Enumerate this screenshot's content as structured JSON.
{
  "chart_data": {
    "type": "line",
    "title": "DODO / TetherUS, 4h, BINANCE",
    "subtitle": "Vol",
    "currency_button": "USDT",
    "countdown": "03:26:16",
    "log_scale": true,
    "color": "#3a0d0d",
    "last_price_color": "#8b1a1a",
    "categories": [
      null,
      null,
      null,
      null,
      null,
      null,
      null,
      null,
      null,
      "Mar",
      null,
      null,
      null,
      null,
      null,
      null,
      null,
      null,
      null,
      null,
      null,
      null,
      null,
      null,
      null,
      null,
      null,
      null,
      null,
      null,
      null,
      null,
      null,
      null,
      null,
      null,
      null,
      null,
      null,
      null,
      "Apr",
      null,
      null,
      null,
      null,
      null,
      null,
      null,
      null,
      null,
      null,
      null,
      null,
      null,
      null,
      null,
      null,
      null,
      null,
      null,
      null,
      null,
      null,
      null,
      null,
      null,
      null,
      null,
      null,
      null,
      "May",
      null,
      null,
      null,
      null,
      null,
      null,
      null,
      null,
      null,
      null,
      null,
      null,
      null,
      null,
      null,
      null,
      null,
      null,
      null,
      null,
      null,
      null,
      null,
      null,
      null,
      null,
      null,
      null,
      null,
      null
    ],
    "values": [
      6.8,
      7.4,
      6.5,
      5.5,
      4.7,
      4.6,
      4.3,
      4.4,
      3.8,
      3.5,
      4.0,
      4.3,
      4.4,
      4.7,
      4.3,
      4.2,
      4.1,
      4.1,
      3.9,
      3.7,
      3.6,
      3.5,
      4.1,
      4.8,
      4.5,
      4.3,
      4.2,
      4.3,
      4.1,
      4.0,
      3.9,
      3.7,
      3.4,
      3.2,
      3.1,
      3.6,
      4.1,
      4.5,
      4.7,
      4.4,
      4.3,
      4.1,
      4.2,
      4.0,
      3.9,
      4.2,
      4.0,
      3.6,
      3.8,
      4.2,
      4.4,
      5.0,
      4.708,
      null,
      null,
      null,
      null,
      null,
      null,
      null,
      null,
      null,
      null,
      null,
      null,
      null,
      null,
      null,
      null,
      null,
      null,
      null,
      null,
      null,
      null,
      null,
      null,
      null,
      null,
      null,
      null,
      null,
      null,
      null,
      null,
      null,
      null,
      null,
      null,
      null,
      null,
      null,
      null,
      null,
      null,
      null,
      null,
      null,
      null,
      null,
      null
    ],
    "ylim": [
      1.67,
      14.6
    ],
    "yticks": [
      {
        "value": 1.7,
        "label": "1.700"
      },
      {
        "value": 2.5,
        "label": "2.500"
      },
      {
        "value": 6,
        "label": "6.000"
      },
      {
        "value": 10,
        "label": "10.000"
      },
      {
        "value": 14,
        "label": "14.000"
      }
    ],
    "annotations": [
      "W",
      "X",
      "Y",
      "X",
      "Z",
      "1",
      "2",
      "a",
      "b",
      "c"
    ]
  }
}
++++++++
• [STATED GOAL]: Write the data back out verbatim.

• [ANSWER TO THIS EXERCISE]:
Enumerate this screenshot's content as structured JSON.
{
  "chart_data": {
    "type": "line",
    "title": "DODO / TetherUS, 4h, BINANCE",
    "subtitle": "Vol",
    "currency_button": "USDT",
    "countdown": "03:26:16",
    "log_scale": true,
    "color": "#3a0d0d",
    "last_price_color": "#8b1a1a",
    "categories": [
      null,
      null,
      null,
      null,
      null,
      null,
      null,
      null,
      null,
      "Mar",
      null,
      null,
      null,
      null,
      null,
      null,
      null,
      null,
      null,
      null,
      null,
      null,
      null,
      null,
      null,
      null,
      null,
      null,
      null,
      null,
      null,
      null,
      null,
      null,
      null,
      null,
      null,
      null,
      null,
      null,
      "Apr",
      null,
      null,
      null,
      null,
      null,
      null,
      null,
      null,
      null,
      null,
      null,
      null,
      null,
      null,
      null,
      null,
      null,
      null,
      null,
      null,
      null,
      null,
      null,
      null,
      null,
      null,
      null,
      null,
      null,
      "May",
      null,
      null,
      null,
      null,
      null,
      null,
      null,
      null,
      null,
      null,
      null,
      null,
      null,
      null,
      null,
      null,
      null,
      null,
      null,
      null,
      null,
      null,
      null,
      null,
      null,
      null,
      null,
      null,
      null,
      null
    ],
    "values": [
      6.8,
      7.4,
      6.5,
      5.5,
      4.7,
      4.6,
      4.3,
      4.4,
      3.8,
      3.5,
      4.0,
      4.3,
      4.4,
      4.7,
      4.3,
      4.2,
      4.1,
      4.1,
      3.9,
      3.7,
      3.6,
      3.5,
      4.1,
      4.8,
      4.5,
      4.3,
      4.2,
      4.3,
      4.1,
      4.0,
      3.9,
      3.7,
      3.4,
      3.2,
      3.1,
      3.6,
      4.1,
      4.5,
      4.7,
      4.4,
      4.3,
      4.1,
      4.2,
      4.0,
      3.9,
      4.2,
      4.0,
      3.6,
      3.8,
      4.2,
      4.4,
      5.0,
      4.708,
      null,
      null,
      null,
      null,
      null,
      null,
      null,
      null,
      null,
      null,
      null,
      null,
      null,
      null,
      null,
      null,
      null,
      null,
      null,
      null,
      null,
      null,
      null,
      null,
      null,
      null,
      null,
      null,
      null,
      null,
      null,
      null,
      null,
      null,
      null,
      null,
      null,
      null,
      null,
      null,
      null,
      null,
      null,
      null,
      null,
      null,
      null,
      null
    ],
    "ylim": [
      1.67,
      14.6
    ],
    "yticks": [
      {
        "value": 1.7,
        "label": "1.700"
      },
      {
        "value": 2.5,
        "label": "2.500"
      },
      {
        "value": 6,
        "label": "6.000"
      },
      {
        "value": 10,
        "label": "10.000"
      },
      {
        "value": 14,
        "label": "14.000"
      }
    ],
    "annotations": [
      "W",
      "X",
      "Y",
      "X",
      "Z",
      "1",
      "2",
      "a",
      "b",
      "c"
    ]
  }
}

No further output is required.